━━━━━ Record set ━━━━━

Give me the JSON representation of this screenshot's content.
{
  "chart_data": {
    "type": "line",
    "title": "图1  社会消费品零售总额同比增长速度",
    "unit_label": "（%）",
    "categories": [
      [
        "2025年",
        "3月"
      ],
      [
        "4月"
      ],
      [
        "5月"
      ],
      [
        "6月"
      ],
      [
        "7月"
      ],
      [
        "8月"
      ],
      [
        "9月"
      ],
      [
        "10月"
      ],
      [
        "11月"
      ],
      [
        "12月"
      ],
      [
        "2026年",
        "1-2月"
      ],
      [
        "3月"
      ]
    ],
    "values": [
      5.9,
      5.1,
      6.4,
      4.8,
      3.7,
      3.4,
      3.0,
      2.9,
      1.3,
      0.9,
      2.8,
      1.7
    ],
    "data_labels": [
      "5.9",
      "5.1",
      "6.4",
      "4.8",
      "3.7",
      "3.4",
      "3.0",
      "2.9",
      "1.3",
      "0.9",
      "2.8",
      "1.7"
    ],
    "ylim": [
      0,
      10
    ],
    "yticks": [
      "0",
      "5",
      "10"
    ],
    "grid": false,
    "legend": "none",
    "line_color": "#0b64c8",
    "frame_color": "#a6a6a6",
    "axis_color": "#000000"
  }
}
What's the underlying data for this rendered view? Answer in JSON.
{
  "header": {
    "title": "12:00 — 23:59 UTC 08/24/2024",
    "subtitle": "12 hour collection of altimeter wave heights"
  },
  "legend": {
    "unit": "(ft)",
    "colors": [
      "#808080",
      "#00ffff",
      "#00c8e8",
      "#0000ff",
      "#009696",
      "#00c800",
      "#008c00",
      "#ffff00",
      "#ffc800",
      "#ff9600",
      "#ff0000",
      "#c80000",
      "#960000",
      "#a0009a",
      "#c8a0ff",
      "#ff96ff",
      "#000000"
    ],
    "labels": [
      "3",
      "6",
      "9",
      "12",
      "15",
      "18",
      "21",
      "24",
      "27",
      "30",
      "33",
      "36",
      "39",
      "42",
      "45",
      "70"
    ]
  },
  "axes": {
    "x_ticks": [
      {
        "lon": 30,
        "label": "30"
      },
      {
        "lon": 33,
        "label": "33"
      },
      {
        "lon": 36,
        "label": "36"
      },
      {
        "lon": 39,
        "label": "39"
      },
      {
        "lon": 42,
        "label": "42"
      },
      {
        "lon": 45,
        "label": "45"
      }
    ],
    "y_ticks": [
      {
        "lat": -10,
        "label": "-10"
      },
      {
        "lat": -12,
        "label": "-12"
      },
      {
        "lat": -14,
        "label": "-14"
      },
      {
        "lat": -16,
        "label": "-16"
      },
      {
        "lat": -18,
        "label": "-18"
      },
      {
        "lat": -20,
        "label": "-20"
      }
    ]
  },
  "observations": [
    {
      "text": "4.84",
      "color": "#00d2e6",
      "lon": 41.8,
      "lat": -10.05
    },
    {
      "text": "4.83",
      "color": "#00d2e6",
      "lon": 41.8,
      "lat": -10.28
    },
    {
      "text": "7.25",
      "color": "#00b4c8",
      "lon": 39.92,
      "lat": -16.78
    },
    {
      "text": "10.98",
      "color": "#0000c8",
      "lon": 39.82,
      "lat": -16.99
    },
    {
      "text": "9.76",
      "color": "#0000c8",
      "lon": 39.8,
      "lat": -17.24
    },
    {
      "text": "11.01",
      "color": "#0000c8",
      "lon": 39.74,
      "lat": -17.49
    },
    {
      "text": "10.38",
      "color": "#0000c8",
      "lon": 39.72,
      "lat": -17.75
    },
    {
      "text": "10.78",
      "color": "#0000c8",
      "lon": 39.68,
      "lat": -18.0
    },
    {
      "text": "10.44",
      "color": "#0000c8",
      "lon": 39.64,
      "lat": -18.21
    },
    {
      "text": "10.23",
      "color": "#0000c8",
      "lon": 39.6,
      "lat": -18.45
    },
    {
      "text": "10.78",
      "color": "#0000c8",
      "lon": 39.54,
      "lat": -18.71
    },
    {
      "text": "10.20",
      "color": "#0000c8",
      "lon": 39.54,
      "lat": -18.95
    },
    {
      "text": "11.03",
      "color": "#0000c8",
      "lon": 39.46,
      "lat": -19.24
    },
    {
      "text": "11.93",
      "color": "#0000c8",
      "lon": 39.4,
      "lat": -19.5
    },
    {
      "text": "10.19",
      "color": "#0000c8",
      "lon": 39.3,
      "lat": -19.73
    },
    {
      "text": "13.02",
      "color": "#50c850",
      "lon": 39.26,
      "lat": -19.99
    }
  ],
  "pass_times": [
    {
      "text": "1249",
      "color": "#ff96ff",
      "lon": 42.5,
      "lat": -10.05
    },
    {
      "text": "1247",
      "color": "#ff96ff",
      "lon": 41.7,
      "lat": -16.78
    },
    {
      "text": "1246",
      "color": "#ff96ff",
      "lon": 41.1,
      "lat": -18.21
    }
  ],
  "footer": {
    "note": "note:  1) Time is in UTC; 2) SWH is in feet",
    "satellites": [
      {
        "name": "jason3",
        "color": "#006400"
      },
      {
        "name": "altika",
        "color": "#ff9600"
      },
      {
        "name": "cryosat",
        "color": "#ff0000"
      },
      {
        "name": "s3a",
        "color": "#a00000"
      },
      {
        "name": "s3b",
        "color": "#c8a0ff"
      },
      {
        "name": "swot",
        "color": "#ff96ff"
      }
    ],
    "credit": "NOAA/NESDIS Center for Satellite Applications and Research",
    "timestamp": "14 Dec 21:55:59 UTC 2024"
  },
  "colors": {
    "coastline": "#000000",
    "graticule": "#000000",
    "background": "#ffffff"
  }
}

━━━━━

**Brief**
Please reproduce the entire listing, exactly as shown.

**Task solution**
Give me the JSON representation of this screenshot's content.
{
  "chart_data": {
    "type": "line",
    "title": "图1  社会消费品零售总额同比增长速度",
    "unit_label": "（%）",
    "categories": [
      [
        "2025年",
        "3月"
      ],
      [
        "4月"
      ],
      [
        "5月"
      ],
      [
        "6月"
      ],
      [
        "7月"
      ],
      [
        "8月"
      ],
      [
        "9月"
      ],
      [
        "10月"
      ],
      [
        "11月"
      ],
      [
        "12月"
      ],
      [
        "2026年",
        "1-2月"
      ],
      [
        "3月"
      ]
    ],
    "values": [
      5.9,
      5.1,
      6.4,
      4.8,
      3.7,
      3.4,
      3.0,
      2.9,
      1.3,
      0.9,
      2.8,
      1.7
    ],
    "data_labels": [
      "5.9",
      "5.1",
      "6.4",
      "4.8",
      "3.7",
      "3.4",
      "3.0",
      "2.9",
      "1.3",
      "0.9",
      "2.8",
      "1.7"
    ],
    "ylim": [
      0,
      10
    ],
    "yticks": [
      "0",
      "5",
      "10"
    ],
    "grid": false,
    "legend": "none",
    "line_color": "#0b64c8",
    "frame_color": "#a6a6a6",
    "axis_color": "#000000"
  }
}
What's the underlying data for this rendered view? Answer in JSON.
{
  "header": {
    "title": "12:00 — 23:59 UTC 08/24/2024",
    "subtitle": "12 hour collection of altimeter wave heights"
  },
  "legend": {
    "unit": "(ft)",
    "colors": [
      "#808080",
      "#00ffff",
      "#00c8e8",
      "#0000ff",
      "#009696",
      "#00c800",
      "#008c00",
      "#ffff00",
      "#ffc800",
      "#ff9600",
      "#ff0000",
      "#c80000",
      "#960000",
      "#a0009a",
      "#c8a0ff",
      "#ff96ff",
      "#000000"
    ],
    "labels": [
      "3",
      "6",
      "9",
      "12",
      "15",
      "18",
      "21",
      "24",
      "27",
      "30",
      "33",
      "36",
      "39",
      "42",
      "45",
      "70"
    ]
  },
  "axes": {
    "x_ticks": [
      {
        "lon": 30,
        "label": "30"
      },
      {
        "lon": 33,
        "label": "33"
      },
      {
        "lon": 36,
        "label": "36"
      },
      {
        "lon": 39,
        "label": "39"
      },
      {
        "lon": 42,
        "label": "42"
      },
      {
        "lon": 45,
        "label": "45"
      }
    ],
    "y_ticks": [
      {
        "lat": -10,
        "label": "-10"
      },
      {
        "lat": -12,
        "label": "-12"
      },
      {
        "lat": -14,
        "label": "-14"
      },
      {
        "lat": -16,
        "label": "-16"
      },
      {
        "lat": -18,
        "label": "-18"
      },
      {
        "lat": -20,
        "label": "-20"
      }
    ]
  },
  "observations": [
    {
      "text": "4.84",
      "color": "#00d2e6",
      "lon": 41.8,
      "lat": -10.05
    },
    {
      "text": "4.83",
      "color": "#00d2e6",
      "lon": 41.8,
      "lat": -10.28
    },
    {
      "text": "7.25",
      "color": "#00b4c8",
      "lon": 39.92,
      "lat": -16.78
    },
    {
      "text": "10.98",
      "color": "#0000c8",
      "lon": 39.82,
      "lat": -16.99
    },
    {
      "text": "9.76",
      "color": "#0000c8",
      "lon": 39.8,
      "lat": -17.24
    },
    {
      "text": "11.01",
      "color": "#0000c8",
      "lon": 39.74,
      "lat": -17.49
    },
    {
      "text": "10.38",
      "color": "#0000c8",
      "lon": 39.72,
      "lat": -17.75
    },
    {
      "text": "10.78",
      "color": "#0000c8",
      "lon": 39.68,
      "lat": -18.0
    },
    {
      "text": "10.44",
      "color": "#0000c8",
      "lon": 39.64,
      "lat": -18.21
    },
    {
      "text": "10.23",
      "color": "#0000c8",
      "lon": 39.6,
      "lat": -18.45
    },
    {
      "text": "10.78",
      "color": "#0000c8",
      "lon": 39.54,
      "lat": -18.71
    },
    {
      "text": "10.20",
      "color": "#0000c8",
      "lon": 39.54,
      "lat": -18.95
    },
    {
      "text": "11.03",
      "color": "#0000c8",
      "lon": 39.46,
      "lat": -19.24
    },
    {
      "text": "11.93",
      "color": "#0000c8",
      "lon": 39.4,
      "lat": -19.5
    },
    {
      "text": "10.19",
      "color": "#0000c8",
      "lon": 39.3,
      "lat": -19.73
    },
    {
      "text": "13.02",
      "color": "#50c850",
      "lon": 39.26,
      "lat": -19.99
    }
  ],
  "pass_times": [
    {
      "text": "1249",
      "color": "#ff96ff",
      "lon": 42.5,
      "lat": -10.05
    },
    {
      "text": "1247",
      "color": "#ff96ff",
      "lon": 41.7,
      "lat": -16.78
    },
    {
      "text": "1246",
      "color": "#ff96ff",
      "lon": 41.1,
      "lat": -18.21
    }
  ],
  "footer": {
    "note": "note:  1) Time is in UTC; 2) SWH is in feet",
    "satellites": [
      {
        "name": "jason3",
        "color": "#006400"
      },
      {
        "name": "altika",
        "color": "#ff9600"
      },
      {
        "name": "cryosat",
        "color": "#ff0000"
      },
      {
        "name": "s3a",
        "color": "#a00000"
      },
      {
        "name": "s3b",
        "color": "#c8a0ff"
      },
      {
        "name": "swot",
        "color": "#ff96ff"
      }
    ],
    "credit": "NOAA/NESDIS Center for Satellite Applications and Research",
    "timestamp": "14 Dec 21:55:59 UTC 2024"
  },
  "colors": {
    "coastline": "#000000",
    "graticule": "#000000",
    "background": "#ffffff"
  }
}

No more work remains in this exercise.